**Work to do:** Retype the records that come next, word for word.

**Material provided:**
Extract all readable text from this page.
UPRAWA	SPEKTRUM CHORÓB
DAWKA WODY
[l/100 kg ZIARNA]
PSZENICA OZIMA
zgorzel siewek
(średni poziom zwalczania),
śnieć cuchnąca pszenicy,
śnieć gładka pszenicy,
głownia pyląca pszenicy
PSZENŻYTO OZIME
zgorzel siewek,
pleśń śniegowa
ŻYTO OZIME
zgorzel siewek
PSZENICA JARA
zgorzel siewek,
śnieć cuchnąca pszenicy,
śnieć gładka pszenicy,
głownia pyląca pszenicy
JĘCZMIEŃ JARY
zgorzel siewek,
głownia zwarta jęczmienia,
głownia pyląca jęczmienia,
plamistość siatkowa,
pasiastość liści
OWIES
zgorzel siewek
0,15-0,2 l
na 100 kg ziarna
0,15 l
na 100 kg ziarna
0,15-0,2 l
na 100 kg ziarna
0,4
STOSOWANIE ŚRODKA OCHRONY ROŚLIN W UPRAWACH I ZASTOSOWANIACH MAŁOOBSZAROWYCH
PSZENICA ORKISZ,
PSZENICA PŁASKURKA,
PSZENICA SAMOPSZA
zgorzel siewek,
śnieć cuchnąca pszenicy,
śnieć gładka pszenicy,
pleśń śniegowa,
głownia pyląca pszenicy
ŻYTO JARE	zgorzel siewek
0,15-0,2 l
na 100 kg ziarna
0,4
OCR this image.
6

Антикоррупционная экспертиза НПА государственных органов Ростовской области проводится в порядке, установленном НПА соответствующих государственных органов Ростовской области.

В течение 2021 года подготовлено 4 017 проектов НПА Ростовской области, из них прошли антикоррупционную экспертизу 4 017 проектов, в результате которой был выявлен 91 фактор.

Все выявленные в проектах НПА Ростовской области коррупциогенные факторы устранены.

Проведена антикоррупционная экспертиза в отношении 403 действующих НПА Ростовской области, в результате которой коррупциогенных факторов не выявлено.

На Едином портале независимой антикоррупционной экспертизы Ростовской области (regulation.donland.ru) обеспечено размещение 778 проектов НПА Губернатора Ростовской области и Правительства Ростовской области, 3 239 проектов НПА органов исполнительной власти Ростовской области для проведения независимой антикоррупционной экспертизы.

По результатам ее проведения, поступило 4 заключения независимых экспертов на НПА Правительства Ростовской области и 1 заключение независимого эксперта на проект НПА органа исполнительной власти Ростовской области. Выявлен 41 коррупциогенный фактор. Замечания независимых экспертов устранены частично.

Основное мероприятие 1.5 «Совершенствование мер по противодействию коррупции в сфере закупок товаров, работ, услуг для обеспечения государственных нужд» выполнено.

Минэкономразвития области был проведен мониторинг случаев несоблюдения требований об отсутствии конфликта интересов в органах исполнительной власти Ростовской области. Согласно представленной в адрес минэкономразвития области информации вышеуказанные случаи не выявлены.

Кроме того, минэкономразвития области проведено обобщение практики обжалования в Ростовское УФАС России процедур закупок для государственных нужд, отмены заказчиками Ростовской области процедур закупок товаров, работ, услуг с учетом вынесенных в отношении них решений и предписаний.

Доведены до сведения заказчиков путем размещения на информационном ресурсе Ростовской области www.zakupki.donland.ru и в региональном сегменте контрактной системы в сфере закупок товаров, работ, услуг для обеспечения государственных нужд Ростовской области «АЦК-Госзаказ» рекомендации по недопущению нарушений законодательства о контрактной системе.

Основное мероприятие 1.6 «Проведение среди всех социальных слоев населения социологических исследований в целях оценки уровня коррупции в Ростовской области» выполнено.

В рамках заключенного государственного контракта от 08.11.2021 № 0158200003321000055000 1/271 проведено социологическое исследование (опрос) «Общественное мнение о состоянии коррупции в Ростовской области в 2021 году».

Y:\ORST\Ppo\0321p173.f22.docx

**Solution for this problem:**
Extract all readable text from this page.
UPRAWA	SPEKTRUM CHORÓB
DAWKA WODY
[l/100 kg ZIARNA]
PSZENICA OZIMA
zgorzel siewek
(średni poziom zwalczania),
śnieć cuchnąca pszenicy,
śnieć gładka pszenicy,
głownia pyląca pszenicy
PSZENŻYTO OZIME
zgorzel siewek,
pleśń śniegowa
ŻYTO OZIME
zgorzel siewek
PSZENICA JARA
zgorzel siewek,
śnieć cuchnąca pszenicy,
śnieć gładka pszenicy,
głownia pyląca pszenicy
JĘCZMIEŃ JARY
zgorzel siewek,
głownia zwarta jęczmienia,
głownia pyląca jęczmienia,
plamistość siatkowa,
pasiastość liści
OWIES
zgorzel siewek
0,15-0,2 l
na 100 kg ziarna
0,15 l
na 100 kg ziarna
0,15-0,2 l
na 100 kg ziarna
0,4
STOSOWANIE ŚRODKA OCHRONY ROŚLIN W UPRAWACH I ZASTOSOWANIACH MAŁOOBSZAROWYCH
PSZENICA ORKISZ,
PSZENICA PŁASKURKA,
PSZENICA SAMOPSZA
zgorzel siewek,
śnieć cuchnąca pszenicy,
śnieć gładka pszenicy,
pleśń śniegowa,
głownia pyląca pszenicy
ŻYTO JARE	zgorzel siewek
0,15-0,2 l
na 100 kg ziarna
0,4
OCR this image.
6

Антикоррупционная экспертиза НПА государственных органов Ростовской области проводится в порядке, установленном НПА соответствующих государственных органов Ростовской области.

В течение 2021 года подготовлено 4 017 проектов НПА Ростовской области, из них прошли антикоррупционную экспертизу 4 017 проектов, в результате которой был выявлен 91 фактор.

Все выявленные в проектах НПА Ростовской области коррупциогенные факторы устранены.

Проведена антикоррупционная экспертиза в отношении 403 действующих НПА Ростовской области, в результате которой коррупциогенных факторов не выявлено.

На Едином портале независимой антикоррупционной экспертизы Ростовской области (regulation.donland.ru) обеспечено размещение 778 проектов НПА Губернатора Ростовской области и Правительства Ростовской области, 3 239 проектов НПА органов исполнительной власти Ростовской области для проведения независимой антикоррупционной экспертизы.

По результатам ее проведения, поступило 4 заключения независимых экспертов на НПА Правительства Ростовской области и 1 заключение независимого эксперта на проект НПА органа исполнительной власти Ростовской области. Выявлен 41 коррупциогенный фактор. Замечания независимых экспертов устранены частично.

Основное мероприятие 1.5 «Совершенствование мер по противодействию коррупции в сфере закупок товаров, работ, услуг для обеспечения государственных нужд» выполнено.

Минэкономразвития области был проведен мониторинг случаев несоблюдения требований об отсутствии конфликта интересов в органах исполнительной власти Ростовской области. Согласно представленной в адрес минэкономразвития области информации вышеуказанные случаи не выявлены.

Кроме того, минэкономразвития области проведено обобщение практики обжалования в Ростовское УФАС России процедур закупок для государственных нужд, отмены заказчиками Ростовской области процедур закупок товаров, работ, услуг с учетом вынесенных в отношении них решений и предписаний.

Доведены до сведения заказчиков путем размещения на информационном ресурсе Ростовской области www.zakupki.donland.ru и в региональном сегменте контрактной системы в сфере закупок товаров, работ, услуг для обеспечения государственных нужд Ростовской области «АЦК-Госзаказ» рекомендации по недопущению нарушений законодательства о контрактной системе.

Основное мероприятие 1.6 «Проведение среди всех социальных слоев населения социологических исследований в целях оценки уровня коррупции в Ростовской области» выполнено.

В рамках заключенного государственного контракта от 08.11.2021 № 0158200003321000055000 1/271 проведено социологическое исследование (опрос) «Общественное мнение о состоянии коррупции в Ростовской области в 2021 году».

Y:\ORST\Ppo\0321p173.f22.docx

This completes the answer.